Your task is to filter the data below down to the lines holding "text".

◆ Provided records ◆
..........

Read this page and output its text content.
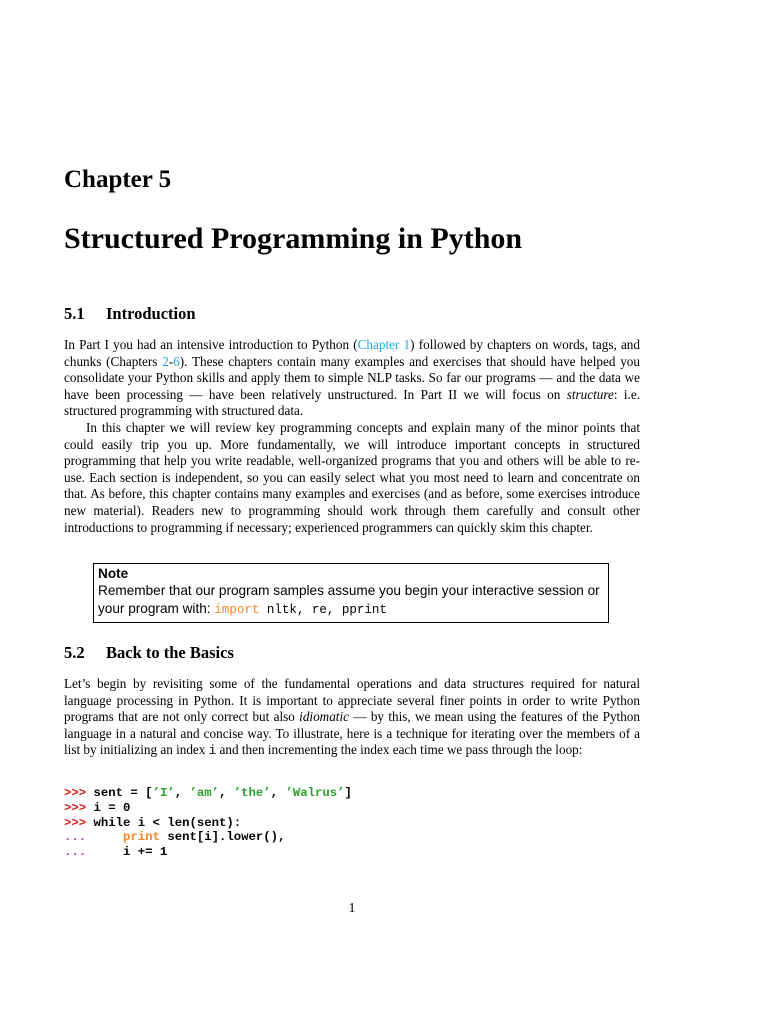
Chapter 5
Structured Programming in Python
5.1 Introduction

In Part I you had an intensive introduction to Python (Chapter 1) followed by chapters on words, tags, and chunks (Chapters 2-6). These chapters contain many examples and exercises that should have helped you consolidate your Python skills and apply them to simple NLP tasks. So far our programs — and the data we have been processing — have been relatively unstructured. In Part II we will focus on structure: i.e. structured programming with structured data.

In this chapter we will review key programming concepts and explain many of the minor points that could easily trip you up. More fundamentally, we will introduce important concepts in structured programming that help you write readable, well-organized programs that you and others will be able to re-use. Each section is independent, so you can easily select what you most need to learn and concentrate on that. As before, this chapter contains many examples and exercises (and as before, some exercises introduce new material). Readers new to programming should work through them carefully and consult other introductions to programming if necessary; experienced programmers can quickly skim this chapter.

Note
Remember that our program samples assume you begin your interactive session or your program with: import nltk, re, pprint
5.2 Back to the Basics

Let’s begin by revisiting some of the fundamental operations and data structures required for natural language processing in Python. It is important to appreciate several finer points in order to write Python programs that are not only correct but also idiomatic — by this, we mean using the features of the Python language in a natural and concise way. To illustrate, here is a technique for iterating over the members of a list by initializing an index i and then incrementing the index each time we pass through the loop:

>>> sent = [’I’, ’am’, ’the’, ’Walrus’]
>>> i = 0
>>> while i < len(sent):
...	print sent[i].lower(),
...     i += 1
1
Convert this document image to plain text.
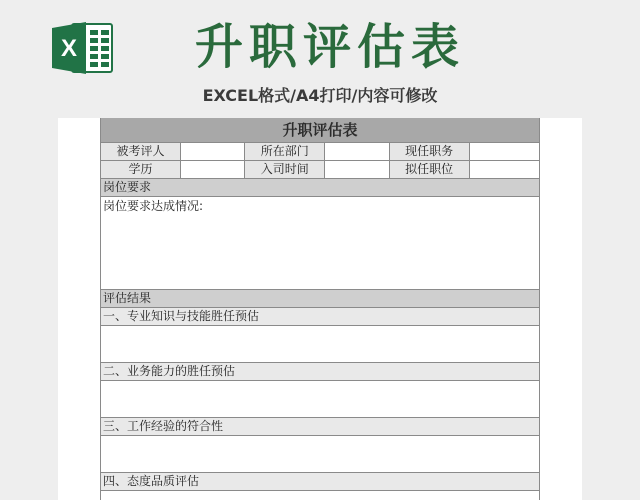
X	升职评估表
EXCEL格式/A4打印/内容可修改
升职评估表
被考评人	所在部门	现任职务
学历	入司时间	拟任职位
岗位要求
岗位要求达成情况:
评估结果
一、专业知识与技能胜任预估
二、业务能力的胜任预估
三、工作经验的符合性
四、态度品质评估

..........

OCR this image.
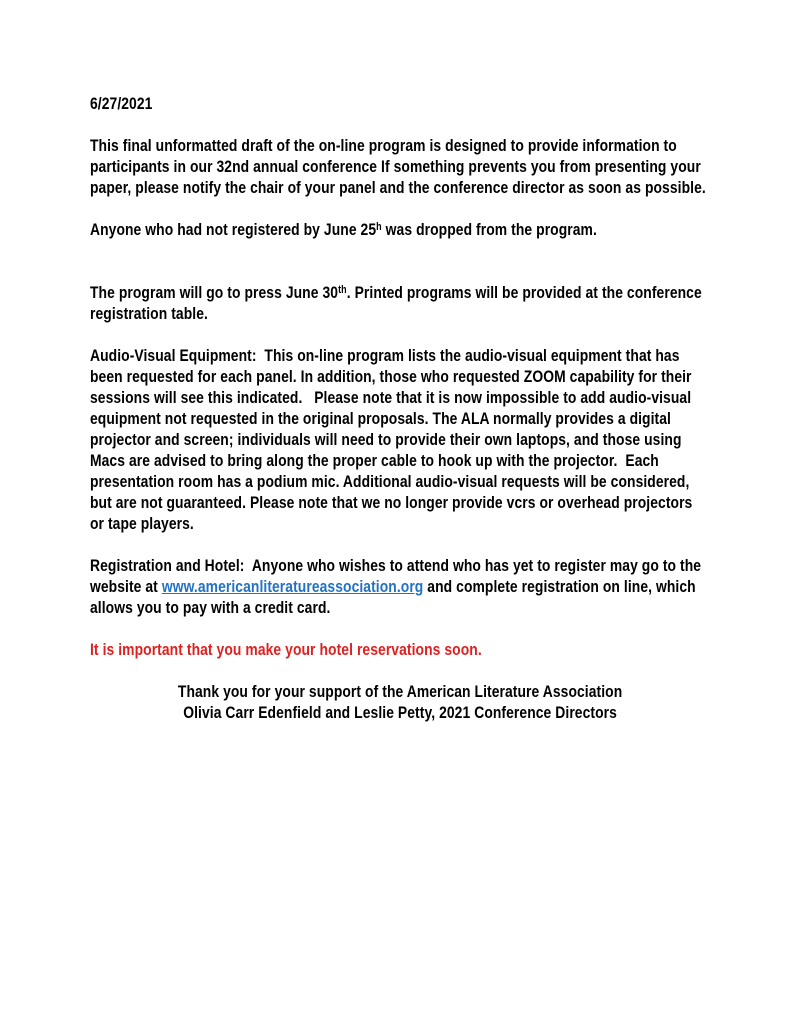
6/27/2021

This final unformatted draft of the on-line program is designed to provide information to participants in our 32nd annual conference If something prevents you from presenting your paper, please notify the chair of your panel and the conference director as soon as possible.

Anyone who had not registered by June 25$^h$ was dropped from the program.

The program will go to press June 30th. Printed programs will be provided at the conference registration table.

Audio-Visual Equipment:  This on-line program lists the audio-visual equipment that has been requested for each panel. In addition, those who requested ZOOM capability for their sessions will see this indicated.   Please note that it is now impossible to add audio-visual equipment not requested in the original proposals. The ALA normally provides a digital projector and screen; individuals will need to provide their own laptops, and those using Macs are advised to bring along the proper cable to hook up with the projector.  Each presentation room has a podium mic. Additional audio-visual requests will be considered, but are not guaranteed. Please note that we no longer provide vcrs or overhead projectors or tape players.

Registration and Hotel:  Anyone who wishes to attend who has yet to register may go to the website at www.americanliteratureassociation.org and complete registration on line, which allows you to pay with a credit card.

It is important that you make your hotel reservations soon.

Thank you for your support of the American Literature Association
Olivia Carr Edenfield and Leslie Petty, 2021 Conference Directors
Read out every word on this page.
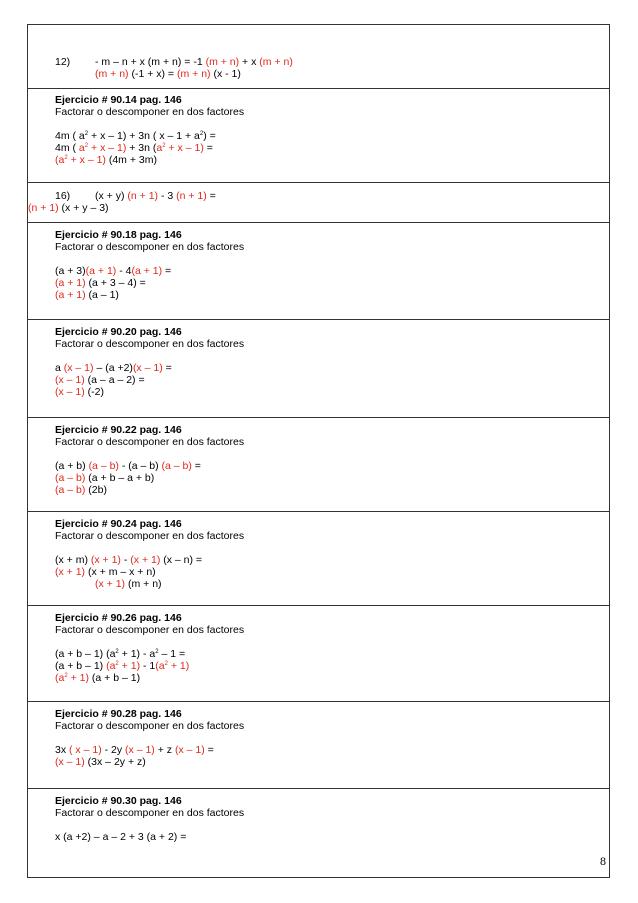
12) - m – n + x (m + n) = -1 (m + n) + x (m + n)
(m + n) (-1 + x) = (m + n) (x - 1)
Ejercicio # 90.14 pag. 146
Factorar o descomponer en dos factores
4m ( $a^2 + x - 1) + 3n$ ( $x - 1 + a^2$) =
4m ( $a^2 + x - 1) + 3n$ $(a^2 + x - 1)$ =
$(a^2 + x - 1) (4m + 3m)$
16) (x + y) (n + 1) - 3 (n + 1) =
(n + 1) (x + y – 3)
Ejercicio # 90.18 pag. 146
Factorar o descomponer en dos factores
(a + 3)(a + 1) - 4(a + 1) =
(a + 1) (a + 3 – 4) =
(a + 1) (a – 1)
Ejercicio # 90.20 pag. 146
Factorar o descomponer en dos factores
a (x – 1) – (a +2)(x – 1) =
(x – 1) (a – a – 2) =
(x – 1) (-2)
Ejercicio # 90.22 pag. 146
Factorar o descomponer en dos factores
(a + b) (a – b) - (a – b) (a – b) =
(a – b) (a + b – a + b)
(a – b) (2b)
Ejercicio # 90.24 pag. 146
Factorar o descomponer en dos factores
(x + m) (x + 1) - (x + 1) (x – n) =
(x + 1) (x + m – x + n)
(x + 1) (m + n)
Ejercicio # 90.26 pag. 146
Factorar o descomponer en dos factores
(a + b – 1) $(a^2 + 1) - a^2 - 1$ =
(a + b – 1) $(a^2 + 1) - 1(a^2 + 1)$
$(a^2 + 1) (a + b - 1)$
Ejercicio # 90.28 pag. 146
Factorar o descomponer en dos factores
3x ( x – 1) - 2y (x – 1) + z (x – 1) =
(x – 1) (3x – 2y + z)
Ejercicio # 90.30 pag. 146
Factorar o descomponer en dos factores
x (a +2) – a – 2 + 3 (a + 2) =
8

..........

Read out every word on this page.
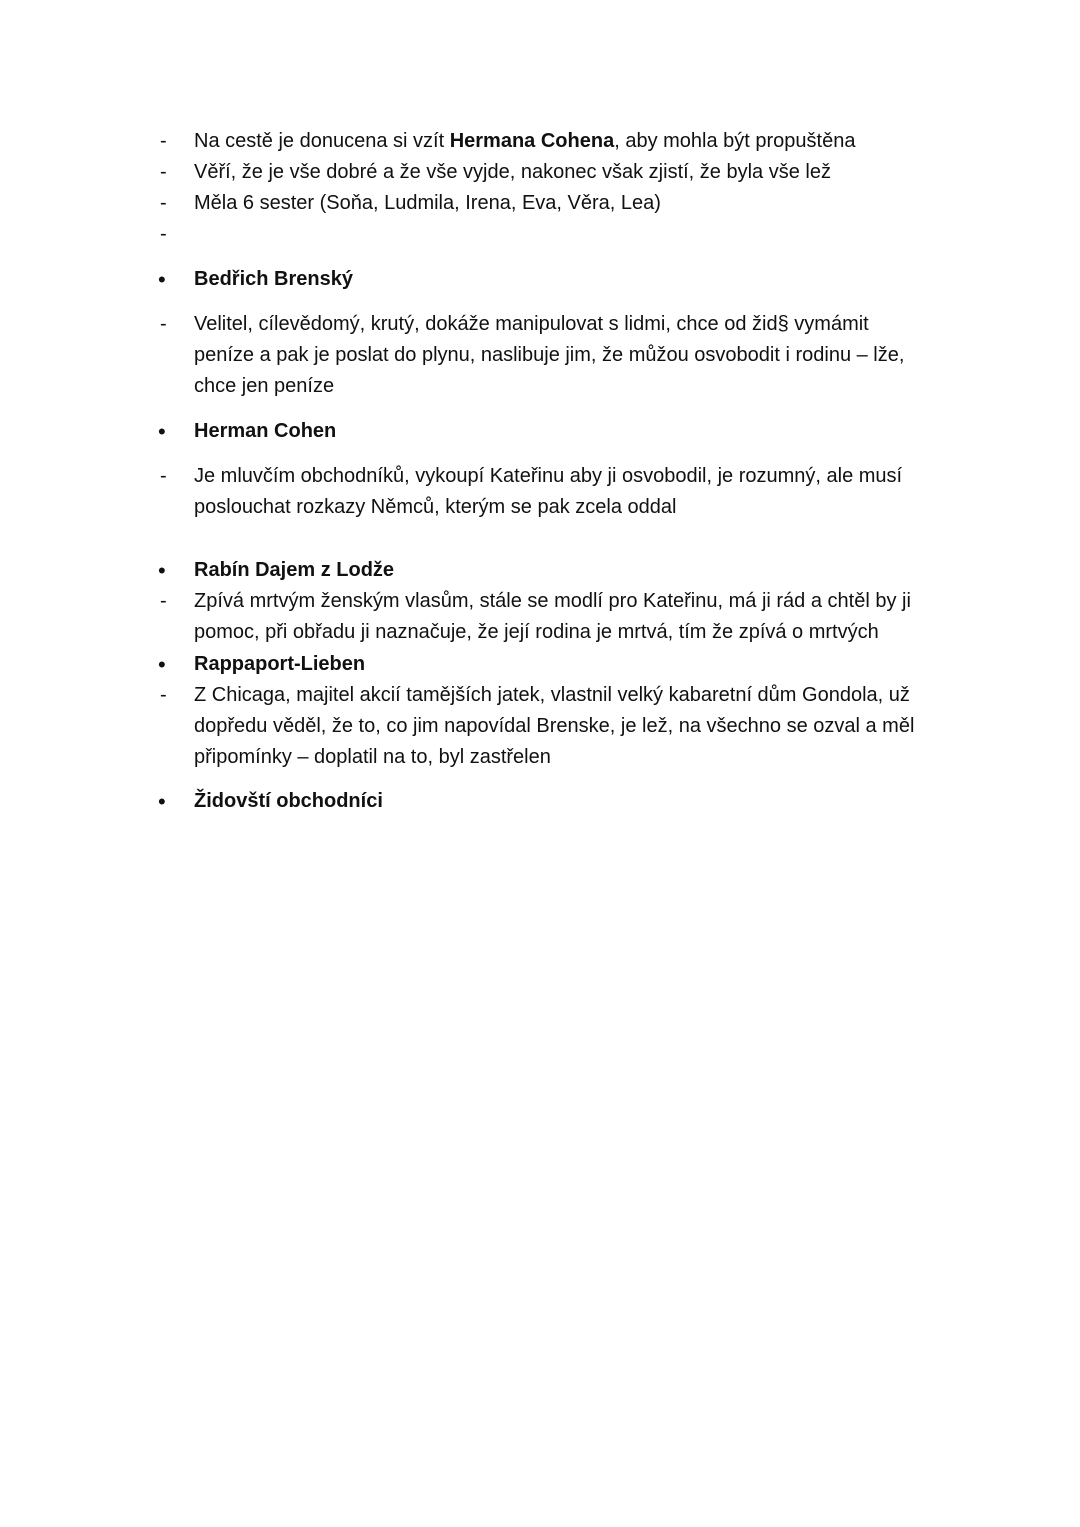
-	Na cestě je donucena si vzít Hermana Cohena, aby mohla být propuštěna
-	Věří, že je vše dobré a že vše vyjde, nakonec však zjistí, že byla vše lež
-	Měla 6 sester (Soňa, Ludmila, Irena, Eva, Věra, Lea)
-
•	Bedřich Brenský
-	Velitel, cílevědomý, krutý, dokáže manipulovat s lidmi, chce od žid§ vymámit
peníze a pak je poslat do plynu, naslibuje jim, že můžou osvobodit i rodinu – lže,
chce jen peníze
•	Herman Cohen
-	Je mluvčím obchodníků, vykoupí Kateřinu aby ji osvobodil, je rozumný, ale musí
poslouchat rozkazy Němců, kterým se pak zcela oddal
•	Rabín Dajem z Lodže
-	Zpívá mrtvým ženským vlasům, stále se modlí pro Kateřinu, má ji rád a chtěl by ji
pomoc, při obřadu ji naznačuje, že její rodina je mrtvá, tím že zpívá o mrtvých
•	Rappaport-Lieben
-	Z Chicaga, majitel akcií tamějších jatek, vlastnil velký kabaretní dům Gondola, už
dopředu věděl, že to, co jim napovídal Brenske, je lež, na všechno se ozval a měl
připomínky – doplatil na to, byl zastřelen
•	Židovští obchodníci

..........

◆ Task answer ◆
Read this page and output its text content.
Convert this document image to plain text.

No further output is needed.